STATED PROBLEM: Leave out the pictures and repeat everything else in the records exactly.

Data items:
·····
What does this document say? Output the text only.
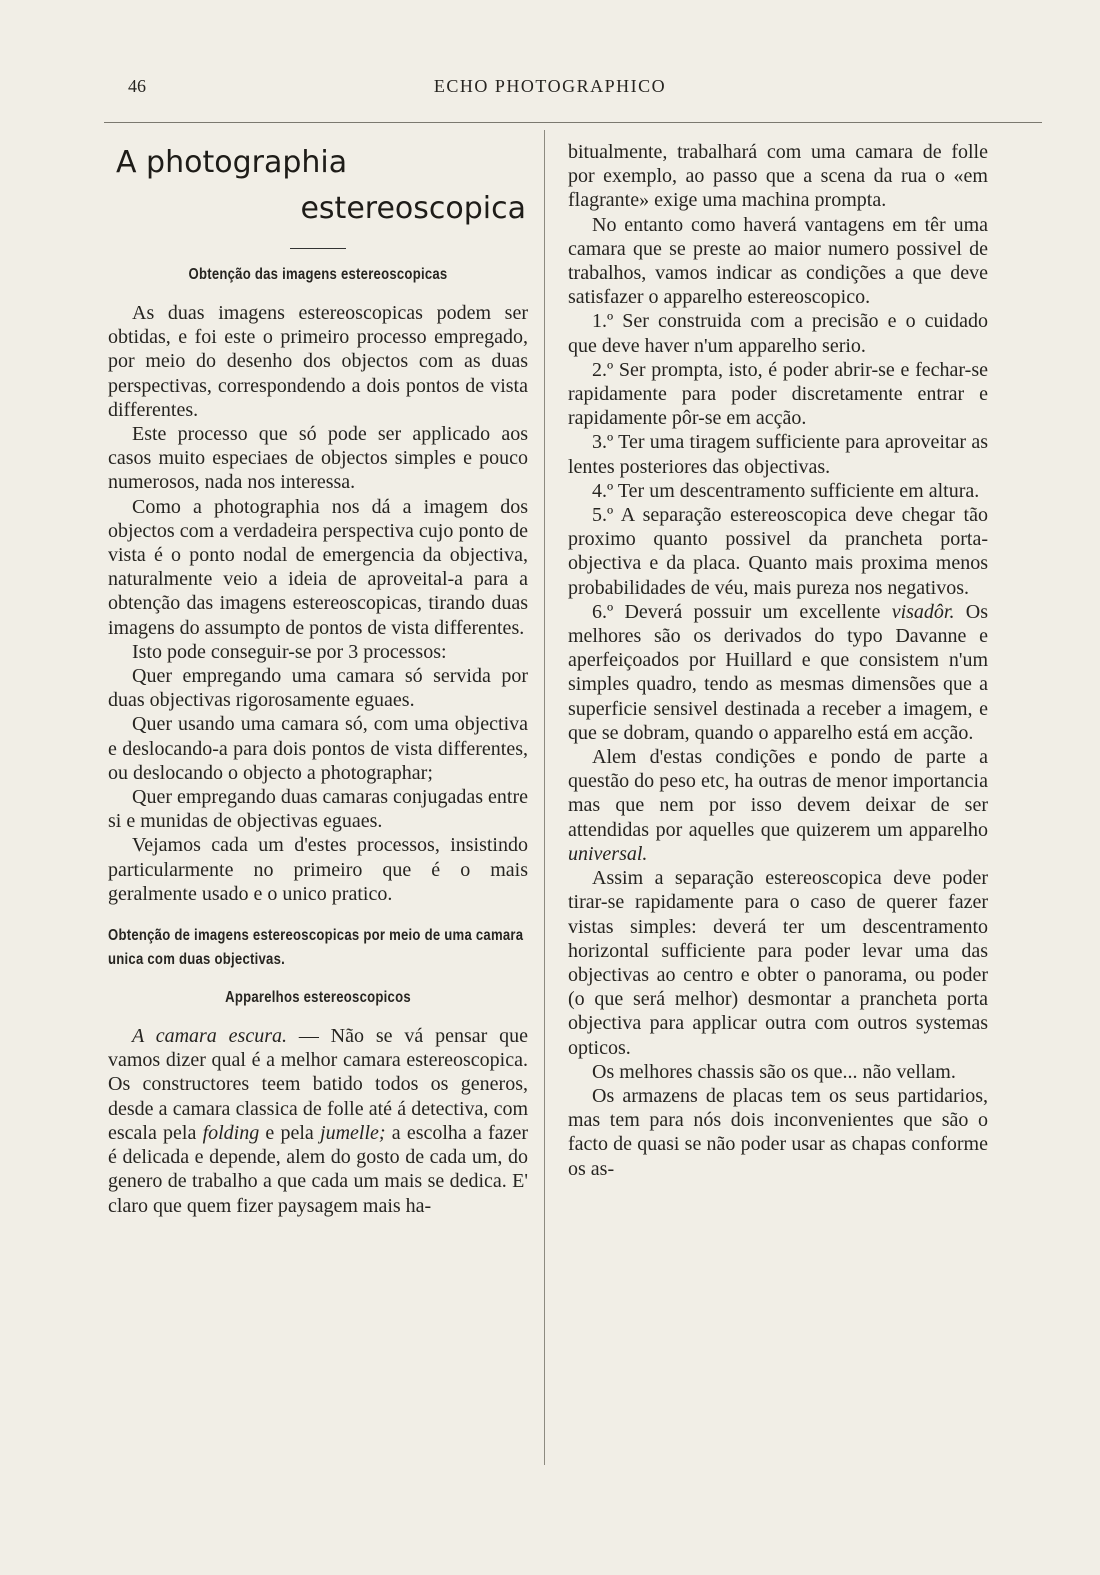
46	ECHO PHOTOGRAPHICO
A photographia
estereoscopica
Obtenção das imagens estereoscopicas

As duas imagens estereoscopicas podem ser obtidas, e foi este o primeiro processo empregado, por meio do desenho dos objectos com as duas perspectivas, correspondendo a dois pontos de vista differentes.

Este processo que só pode ser applicado aos casos muito especiaes de objectos simples e pouco numerosos, nada nos interessa.

Como a photographia nos dá a imagem dos objectos com a verdadeira perspectiva cujo ponto de vista é o ponto nodal de emergencia da objectiva, naturalmente veio a ideia de aproveital-a para a obtenção das imagens estereoscopicas, tirando duas imagens do assumpto de pontos de vista differentes.

Isto pode conseguir-se por 3 processos:

Quer empregando uma camara só servida por duas objectivas rigorosamente eguaes.

Quer usando uma camara só, com uma objectiva e deslocando-a para dois pontos de vista differentes, ou deslocando o objecto a photographar;

Quer empregando duas camaras conjugadas entre si e munidas de objectivas eguaes.

Vejamos cada um d'estes processos, insistindo particularmente no primeiro que é o mais geralmente usado e o unico pratico.

Obtenção de imagens estereoscopicas por meio de uma camara unica com duas objectivas.
Apparelhos estereoscopicos

A camara escura. — Não se vá pensar que vamos dizer qual é a melhor camara estereoscopica. Os constructores teem batido todos os generos, desde a camara classica de folle até á detectiva, com escala pela folding e pela jumelle; a escolha a fazer é delicada e depende, alem do gosto de cada um, do genero de trabalho a que cada um mais se dedica. E' claro que quem fizer paysagem mais ha-

bitualmente, trabalhará com uma camara de folle por exemplo, ao passo que a scena da rua o «em flagrante» exige uma machina prompta.

No entanto como haverá vantagens em têr uma camara que se preste ao maior numero possivel de trabalhos, vamos indicar as condições a que deve satisfazer o apparelho estereoscopico.

1.º Ser construida com a precisão e o cuidado que deve haver n'um apparelho serio.

2.º Ser prompta, isto, é poder abrir-se e fechar-se rapidamente para poder discretamente entrar e rapidamente pôr-se em acção.

3.º Ter uma tiragem sufficiente para aproveitar as lentes posteriores das objectivas.

4.º Ter um descentramento sufficiente em altura.

5.º A separação estereoscopica deve chegar tão proximo quanto possivel da prancheta porta-objectiva e da placa. Quanto mais proxima menos probabilidades de véu, mais pureza nos negativos.

6.º Deverá possuir um excellente visadôr. Os melhores são os derivados do typo Davanne e aperfeiçoados por Huillard e que consistem n'um simples quadro, tendo as mesmas dimensões que a superficie sensivel destinada a receber a imagem, e que se dobram, quando o apparelho está em acção.

Alem d'estas condições e pondo de parte a questão do peso etc, ha outras de menor importancia mas que nem por isso devem deixar de ser attendidas por aquelles que quizerem um apparelho universal.

Assim a separação estereoscopica deve poder tirar-se rapidamente para o caso de querer fazer vistas simples: deverá ter um descentramento horizontal sufficiente para poder levar uma das objectivas ao centro e obter o panorama, ou poder (o que será melhor) desmontar a prancheta porta objectiva para applicar outra com outros systemas opticos.

Os melhores chassis são os que... não vellam.

Os armazens de placas tem os seus partidarios, mas tem para nós dois inconvenientes que são o facto de quasi se não poder usar as chapas conforme os as-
·····
FINAL RESULT:
What does this document say? Output the text only.
46	ECHO PHOTOGRAPHICO
A photographia
estereoscopica
Obtenção das imagens estereoscopicas

As duas imagens estereoscopicas podem ser obtidas, e foi este o primeiro processo empregado, por meio do desenho dos objectos com as duas perspectivas, correspondendo a dois pontos de vista differentes.

Este processo que só pode ser applicado aos casos muito especiaes de objectos simples e pouco numerosos, nada nos interessa.

Como a photographia nos dá a imagem dos objectos com a verdadeira perspectiva cujo ponto de vista é o ponto nodal de emergencia da objectiva, naturalmente veio a ideia de aproveital-a para a obtenção das imagens estereoscopicas, tirando duas imagens do assumpto de pontos de vista differentes.

Isto pode conseguir-se por 3 processos:

Quer empregando uma camara só servida por duas objectivas rigorosamente eguaes.

Quer usando uma camara só, com uma objectiva e deslocando-a para dois pontos de vista differentes, ou deslocando o objecto a photographar;

Quer empregando duas camaras conjugadas entre si e munidas de objectivas eguaes.

Vejamos cada um d'estes processos, insistindo particularmente no primeiro que é o mais geralmente usado e o unico pratico.

Obtenção de imagens estereoscopicas por meio de uma camara unica com duas objectivas.
Apparelhos estereoscopicos

A camara escura. — Não se vá pensar que vamos dizer qual é a melhor camara estereoscopica. Os constructores teem batido todos os generos, desde a camara classica de folle até á detectiva, com escala pela folding e pela jumelle; a escolha a fazer é delicada e depende, alem do gosto de cada um, do genero de trabalho a que cada um mais se dedica. E' claro que quem fizer paysagem mais ha-

bitualmente, trabalhará com uma camara de folle por exemplo, ao passo que a scena da rua o «em flagrante» exige uma machina prompta.

No entanto como haverá vantagens em têr uma camara que se preste ao maior numero possivel de trabalhos, vamos indicar as condições a que deve satisfazer o apparelho estereoscopico.

1.º Ser construida com a precisão e o cuidado que deve haver n'um apparelho serio.

2.º Ser prompta, isto, é poder abrir-se e fechar-se rapidamente para poder discretamente entrar e rapidamente pôr-se em acção.

3.º Ter uma tiragem sufficiente para aproveitar as lentes posteriores das objectivas.

4.º Ter um descentramento sufficiente em altura.

5.º A separação estereoscopica deve chegar tão proximo quanto possivel da prancheta porta-objectiva e da placa. Quanto mais proxima menos probabilidades de véu, mais pureza nos negativos.

6.º Deverá possuir um excellente visadôr. Os melhores são os derivados do typo Davanne e aperfeiçoados por Huillard e que consistem n'um simples quadro, tendo as mesmas dimensões que a superficie sensivel destinada a receber a imagem, e que se dobram, quando o apparelho está em acção.

Alem d'estas condições e pondo de parte a questão do peso etc, ha outras de menor importancia mas que nem por isso devem deixar de ser attendidas por aquelles que quizerem um apparelho universal.

Assim a separação estereoscopica deve poder tirar-se rapidamente para o caso de querer fazer vistas simples: deverá ter um descentramento horizontal sufficiente para poder levar uma das objectivas ao centro e obter o panorama, ou poder (o que será melhor) desmontar a prancheta porta objectiva para applicar outra com outros systemas opticos.

Os melhores chassis são os que... não vellam.

Os armazens de placas tem os seus partidarios, mas tem para nós dois inconvenientes que são o facto de quasi se não poder usar as chapas conforme os as-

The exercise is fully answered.